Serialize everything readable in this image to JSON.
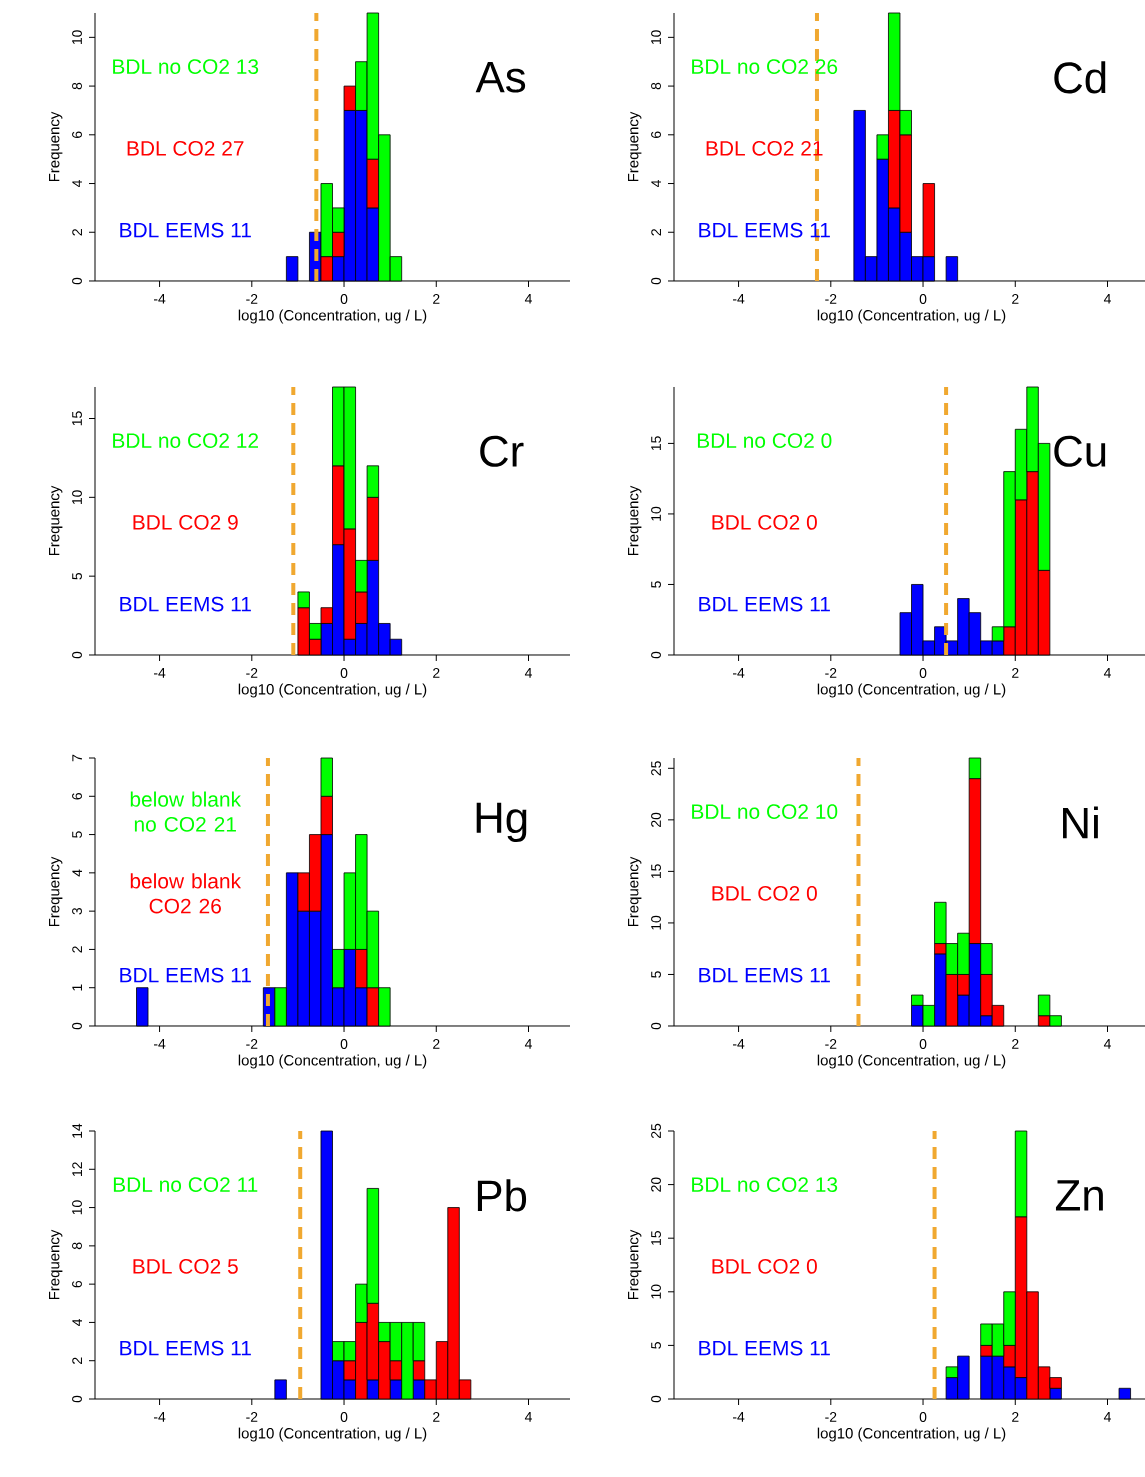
{
  "chart_data": [
    {
      "type": "bar",
      "title": "As",
      "xlabel": "log10 (Concentration, ug / L)",
      "ylabel": "Frequency",
      "stacked": true,
      "x": [
        -1.125,
        -0.875,
        -0.625,
        -0.375,
        -0.125,
        0.125,
        0.375,
        0.625,
        0.875,
        1.125
      ],
      "series": [
        {
          "name": "BDL EEMS 11",
          "color": "#0000ff",
          "values": [
            1,
            null,
            2,
            null,
            1,
            7,
            7,
            3,
            null,
            null
          ]
        },
        {
          "name": "BDL CO2 27",
          "color": "#ff0000",
          "values": [
            null,
            null,
            null,
            1,
            1,
            1,
            null,
            2,
            null,
            null
          ]
        },
        {
          "name": "BDL no CO2 13",
          "color": "#00ff00",
          "values": [
            null,
            null,
            null,
            3,
            1,
            null,
            2,
            6,
            6,
            1
          ]
        }
      ],
      "xlim": [
        -5.4,
        4.9
      ],
      "xticks": [
        -4,
        -2,
        0,
        2,
        4
      ],
      "ylim": [
        0,
        11
      ],
      "yticks": [
        0,
        2,
        4,
        6,
        8,
        10
      ],
      "ref_lines": [
        {
          "axis": "x",
          "value": -0.6,
          "color": "#f0a830",
          "line_style": "dashed"
        }
      ]
    },
    {
      "type": "bar",
      "title": "Cd",
      "xlabel": "log10 (Concentration, ug / L)",
      "ylabel": "Frequency",
      "stacked": true,
      "x": [
        -1.375,
        -1.125,
        -0.875,
        -0.625,
        -0.375,
        -0.125,
        0.125,
        0.375,
        0.625
      ],
      "series": [
        {
          "name": "BDL EEMS 11",
          "color": "#0000ff",
          "values": [
            7,
            1,
            5,
            3,
            2,
            1,
            1,
            null,
            1
          ]
        },
        {
          "name": "BDL CO2 21",
          "color": "#ff0000",
          "values": [
            null,
            null,
            null,
            4,
            4,
            null,
            3,
            null,
            null
          ]
        },
        {
          "name": "BDL no CO2 26",
          "color": "#00ff00",
          "values": [
            null,
            null,
            1,
            4,
            1,
            null,
            null,
            null,
            null
          ]
        }
      ],
      "xlim": [
        -5.4,
        4.9
      ],
      "xticks": [
        -4,
        -2,
        0,
        2,
        4
      ],
      "ylim": [
        0,
        11
      ],
      "yticks": [
        0,
        2,
        4,
        6,
        8,
        10
      ],
      "ref_lines": [
        {
          "axis": "x",
          "value": -2.3,
          "color": "#f0a830",
          "line_style": "dashed"
        }
      ]
    },
    {
      "type": "bar",
      "title": "Cr",
      "xlabel": "log10 (Concentration, ug / L)",
      "ylabel": "Frequency",
      "stacked": true,
      "x": [
        -0.875,
        -0.625,
        -0.375,
        -0.125,
        0.125,
        0.375,
        0.625,
        0.875,
        1.125
      ],
      "series": [
        {
          "name": "BDL EEMS 11",
          "color": "#0000ff",
          "values": [
            null,
            null,
            2,
            7,
            1,
            2,
            6,
            2,
            1
          ]
        },
        {
          "name": "BDL CO2 9",
          "color": "#ff0000",
          "values": [
            3,
            1,
            1,
            5,
            7,
            2,
            4,
            null,
            null
          ]
        },
        {
          "name": "BDL no CO2 12",
          "color": "#00ff00",
          "values": [
            1,
            1,
            null,
            5,
            9,
            2,
            2,
            null,
            null
          ]
        }
      ],
      "xlim": [
        -5.4,
        4.9
      ],
      "xticks": [
        -4,
        -2,
        0,
        2,
        4
      ],
      "ylim": [
        0,
        17
      ],
      "yticks": [
        0,
        5,
        10,
        15
      ],
      "ref_lines": [
        {
          "axis": "x",
          "value": -1.1,
          "color": "#f0a830",
          "line_style": "dashed"
        }
      ]
    },
    {
      "type": "bar",
      "title": "Cu",
      "xlabel": "log10 (Concentration, ug / L)",
      "ylabel": "Frequency",
      "stacked": true,
      "x": [
        -0.375,
        -0.125,
        0.125,
        0.375,
        0.625,
        0.875,
        1.125,
        1.375,
        1.625,
        1.875,
        2.125,
        2.375,
        2.625
      ],
      "series": [
        {
          "name": "BDL EEMS 11",
          "color": "#0000ff",
          "values": [
            3,
            5,
            1,
            2,
            1,
            4,
            3,
            1,
            1,
            null,
            null,
            null,
            null
          ]
        },
        {
          "name": "BDL CO2 0",
          "color": "#ff0000",
          "values": [
            null,
            null,
            null,
            null,
            null,
            null,
            null,
            null,
            null,
            2,
            11,
            13,
            6
          ]
        },
        {
          "name": "BDL no CO2 0",
          "color": "#00ff00",
          "values": [
            null,
            null,
            null,
            null,
            null,
            null,
            null,
            null,
            1,
            11,
            5,
            6,
            9
          ]
        }
      ],
      "xlim": [
        -5.4,
        4.9
      ],
      "xticks": [
        -4,
        -2,
        0,
        2,
        4
      ],
      "ylim": [
        0,
        19
      ],
      "yticks": [
        0,
        5,
        10,
        15
      ],
      "ref_lines": [
        {
          "axis": "x",
          "value": 0.5,
          "color": "#f0a830",
          "line_style": "dashed"
        }
      ]
    },
    {
      "type": "bar",
      "title": "Hg",
      "xlabel": "log10 (Concentration, ug / L)",
      "ylabel": "Frequency",
      "stacked": true,
      "x": [
        -4.375,
        -1.625,
        -1.375,
        -1.125,
        -0.875,
        -0.625,
        -0.375,
        -0.125,
        0.125,
        0.375,
        0.625,
        0.875
      ],
      "series": [
        {
          "name": "BDL EEMS 11",
          "color": "#0000ff",
          "values": [
            1,
            1,
            null,
            4,
            3,
            3,
            5,
            1,
            2,
            1,
            null,
            null
          ]
        },
        {
          "name": "below blank CO2 26",
          "color": "#ff0000",
          "values": [
            null,
            null,
            null,
            null,
            1,
            2,
            1,
            null,
            null,
            1,
            1,
            null
          ]
        },
        {
          "name": "below blank no CO2 21",
          "color": "#00ff00",
          "values": [
            null,
            null,
            1,
            null,
            null,
            null,
            1,
            1,
            2,
            3,
            2,
            1
          ]
        }
      ],
      "xlim": [
        -5.4,
        4.9
      ],
      "xticks": [
        -4,
        -2,
        0,
        2,
        4
      ],
      "ylim": [
        0,
        7
      ],
      "yticks": [
        0,
        1,
        2,
        3,
        4,
        5,
        6,
        7
      ],
      "ref_lines": [
        {
          "axis": "x",
          "value": -1.65,
          "color": "#f0a830",
          "line_style": "dashed"
        }
      ]
    },
    {
      "type": "bar",
      "title": "Ni",
      "xlabel": "log10 (Concentration, ug / L)",
      "ylabel": "Frequency",
      "stacked": true,
      "x": [
        -0.125,
        0.125,
        0.375,
        0.625,
        0.875,
        1.125,
        1.375,
        1.625,
        2.625,
        2.875
      ],
      "series": [
        {
          "name": "BDL EEMS 11",
          "color": "#0000ff",
          "values": [
            2,
            null,
            7,
            null,
            3,
            8,
            1,
            null,
            null,
            null
          ]
        },
        {
          "name": "BDL CO2 0",
          "color": "#ff0000",
          "values": [
            null,
            null,
            1,
            5,
            2,
            16,
            4,
            2,
            1,
            null
          ]
        },
        {
          "name": "BDL no CO2 10",
          "color": "#00ff00",
          "values": [
            1,
            2,
            4,
            3,
            4,
            2,
            3,
            null,
            2,
            1
          ]
        }
      ],
      "xlim": [
        -5.4,
        4.9
      ],
      "xticks": [
        -4,
        -2,
        0,
        2,
        4
      ],
      "ylim": [
        0,
        26
      ],
      "yticks": [
        0,
        5,
        10,
        15,
        20,
        25
      ],
      "ref_lines": [
        {
          "axis": "x",
          "value": -1.4,
          "color": "#f0a830",
          "line_style": "dashed"
        }
      ]
    },
    {
      "type": "bar",
      "title": "Pb",
      "xlabel": "log10 (Concentration, ug / L)",
      "ylabel": "Frequency",
      "stacked": true,
      "x": [
        -1.375,
        -0.375,
        -0.125,
        0.125,
        0.375,
        0.625,
        0.875,
        1.125,
        1.375,
        1.625,
        1.875,
        2.125,
        2.375,
        2.625
      ],
      "series": [
        {
          "name": "BDL EEMS 11",
          "color": "#0000ff",
          "values": [
            1,
            14,
            2,
            1,
            null,
            1,
            null,
            1,
            null,
            1,
            null,
            null,
            null,
            null
          ]
        },
        {
          "name": "BDL CO2 5",
          "color": "#ff0000",
          "values": [
            null,
            null,
            null,
            1,
            4,
            4,
            3,
            1,
            null,
            1,
            1,
            3,
            10,
            1
          ]
        },
        {
          "name": "BDL no CO2 11",
          "color": "#00ff00",
          "values": [
            null,
            null,
            1,
            1,
            2,
            6,
            1,
            2,
            4,
            2,
            null,
            null,
            null,
            null
          ]
        }
      ],
      "xlim": [
        -5.4,
        4.9
      ],
      "xticks": [
        -4,
        -2,
        0,
        2,
        4
      ],
      "ylim": [
        0,
        14
      ],
      "yticks": [
        0,
        2,
        4,
        6,
        8,
        10,
        12,
        14
      ],
      "ref_lines": [
        {
          "axis": "x",
          "value": -0.95,
          "color": "#f0a830",
          "line_style": "dashed"
        }
      ]
    },
    {
      "type": "bar",
      "title": "Zn",
      "xlabel": "log10 (Concentration, ug / L)",
      "ylabel": "Frequency",
      "stacked": true,
      "x": [
        0.625,
        0.875,
        1.375,
        1.625,
        1.875,
        2.125,
        2.375,
        2.625,
        2.875,
        4.375
      ],
      "series": [
        {
          "name": "BDL EEMS 11",
          "color": "#0000ff",
          "values": [
            2,
            4,
            4,
            4,
            3,
            2,
            null,
            null,
            1,
            1
          ]
        },
        {
          "name": "BDL CO2 0",
          "color": "#ff0000",
          "values": [
            null,
            null,
            1,
            null,
            2,
            15,
            10,
            3,
            1,
            null
          ]
        },
        {
          "name": "BDL no CO2 13",
          "color": "#00ff00",
          "values": [
            1,
            null,
            2,
            3,
            5,
            8,
            null,
            null,
            null,
            null
          ]
        }
      ],
      "xlim": [
        -5.4,
        4.9
      ],
      "xticks": [
        -4,
        -2,
        0,
        2,
        4
      ],
      "ylim": [
        0,
        25
      ],
      "yticks": [
        0,
        5,
        10,
        15,
        20,
        25
      ],
      "ref_lines": [
        {
          "axis": "x",
          "value": 0.25,
          "color": "#f0a830",
          "line_style": "dashed"
        }
      ]
    }
  ]
}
:::
§ **Job**
Locate each line with the word "blank" and copy it.

§ **Solution for this problem**
          "name": "below blank CO2 26",
          "name": "below blank no CO2 21",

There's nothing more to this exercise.